• [GOAL OF THE EXERCISE]
Transcribe all the entries word for word, omitting any pictures they contain.

• [PROVIDED DATA]
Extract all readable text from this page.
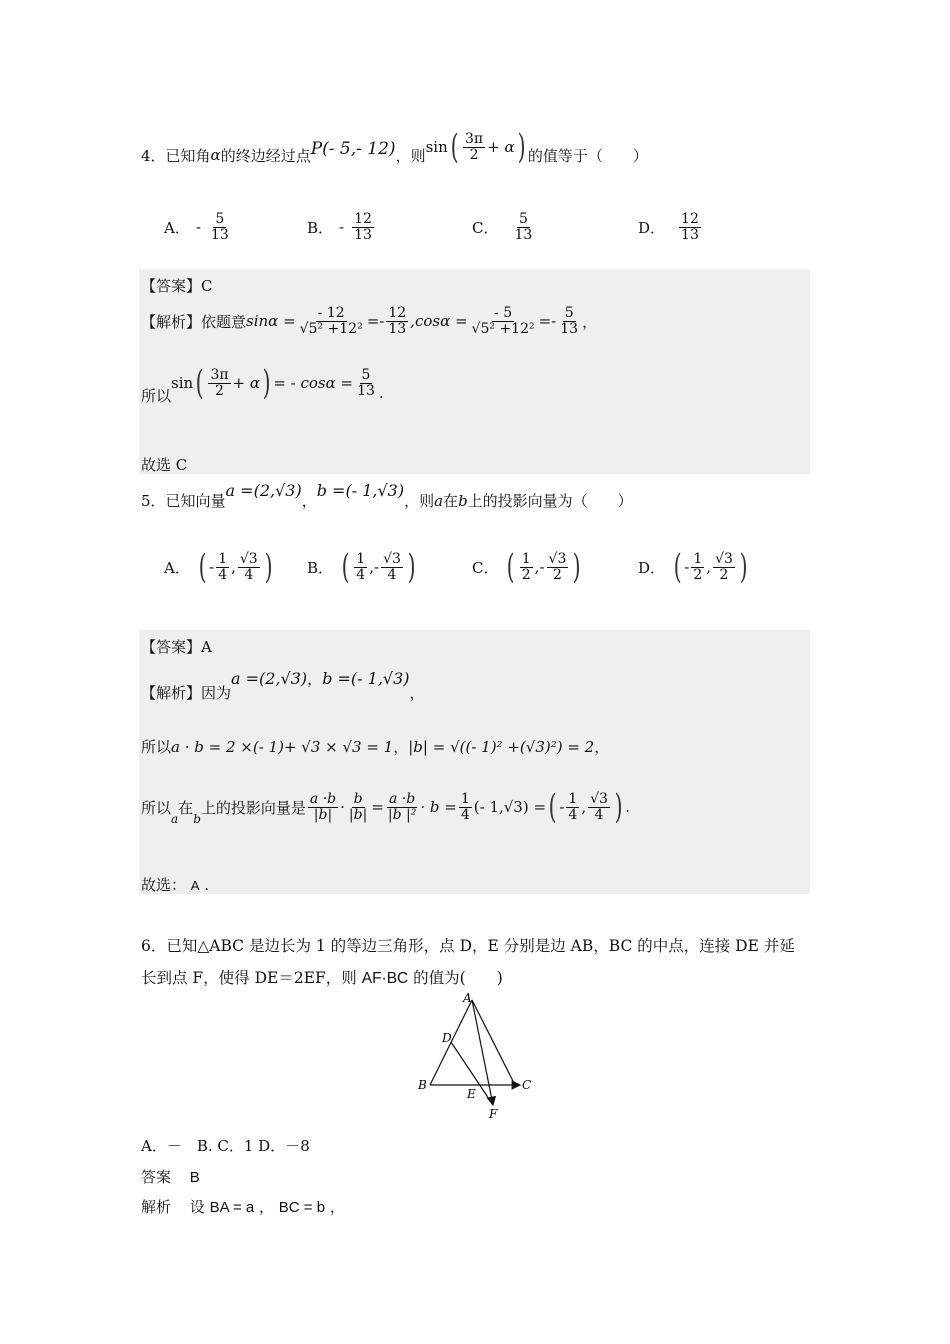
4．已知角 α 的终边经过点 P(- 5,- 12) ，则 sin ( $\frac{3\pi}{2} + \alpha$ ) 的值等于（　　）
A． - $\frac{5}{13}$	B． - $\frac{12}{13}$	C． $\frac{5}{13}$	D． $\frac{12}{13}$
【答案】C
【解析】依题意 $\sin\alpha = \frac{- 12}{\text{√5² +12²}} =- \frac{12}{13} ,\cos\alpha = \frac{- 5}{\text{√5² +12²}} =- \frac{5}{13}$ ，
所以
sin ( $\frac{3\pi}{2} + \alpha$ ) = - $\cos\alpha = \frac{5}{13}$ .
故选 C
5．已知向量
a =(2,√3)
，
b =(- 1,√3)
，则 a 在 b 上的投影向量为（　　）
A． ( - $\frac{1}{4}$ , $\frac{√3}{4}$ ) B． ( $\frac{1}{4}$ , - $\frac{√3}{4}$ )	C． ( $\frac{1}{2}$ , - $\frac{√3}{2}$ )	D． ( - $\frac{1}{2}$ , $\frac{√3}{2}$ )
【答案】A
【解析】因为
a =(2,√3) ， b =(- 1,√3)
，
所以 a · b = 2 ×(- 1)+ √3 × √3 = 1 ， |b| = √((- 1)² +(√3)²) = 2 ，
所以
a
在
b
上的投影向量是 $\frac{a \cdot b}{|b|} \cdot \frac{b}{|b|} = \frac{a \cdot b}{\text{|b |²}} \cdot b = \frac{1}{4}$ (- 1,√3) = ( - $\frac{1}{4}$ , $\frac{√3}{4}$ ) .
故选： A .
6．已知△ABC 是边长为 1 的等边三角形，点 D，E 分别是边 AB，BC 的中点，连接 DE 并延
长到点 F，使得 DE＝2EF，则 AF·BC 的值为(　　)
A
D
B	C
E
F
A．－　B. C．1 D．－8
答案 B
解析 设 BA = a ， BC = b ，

• [FULL SOLUTION]
Extract all readable text from this page.
4．已知角 α 的终边经过点 P(- 5,- 12) ，则 sin ( $\frac{3\pi}{2} + \alpha$ ) 的值等于（　　）
A． - $\frac{5}{13}$	B． - $\frac{12}{13}$	C． $\frac{5}{13}$	D． $\frac{12}{13}$
【答案】C
【解析】依题意 $\sin\alpha = \frac{- 12}{\text{√5² +12²}} =- \frac{12}{13} ,\cos\alpha = \frac{- 5}{\text{√5² +12²}} =- \frac{5}{13}$ ，
所以
sin ( $\frac{3\pi}{2} + \alpha$ ) = - $\cos\alpha = \frac{5}{13}$ .
故选 C
5．已知向量
a =(2,√3)
，
b =(- 1,√3)
，则 a 在 b 上的投影向量为（　　）
A． ( - $\frac{1}{4}$ , $\frac{√3}{4}$ ) B． ( $\frac{1}{4}$ , - $\frac{√3}{4}$ )	C． ( $\frac{1}{2}$ , - $\frac{√3}{2}$ )	D． ( - $\frac{1}{2}$ , $\frac{√3}{2}$ )
【答案】A
【解析】因为
a =(2,√3) ， b =(- 1,√3)
，
所以 a · b = 2 ×(- 1)+ √3 × √3 = 1 ， |b| = √((- 1)² +(√3)²) = 2 ，
所以
a
在
b
上的投影向量是 $\frac{a \cdot b}{|b|} \cdot \frac{b}{|b|} = \frac{a \cdot b}{\text{|b |²}} \cdot b = \frac{1}{4}$ (- 1,√3) = ( - $\frac{1}{4}$ , $\frac{√3}{4}$ ) .
故选： A .
6．已知△ABC 是边长为 1 的等边三角形，点 D，E 分别是边 AB，BC 的中点，连接 DE 并延
长到点 F，使得 DE＝2EF，则 AF·BC 的值为(　　)
A
D
B	C
E
F
A．－　B. C．1 D．－8
答案 B
解析 设 BA = a ， BC = b ，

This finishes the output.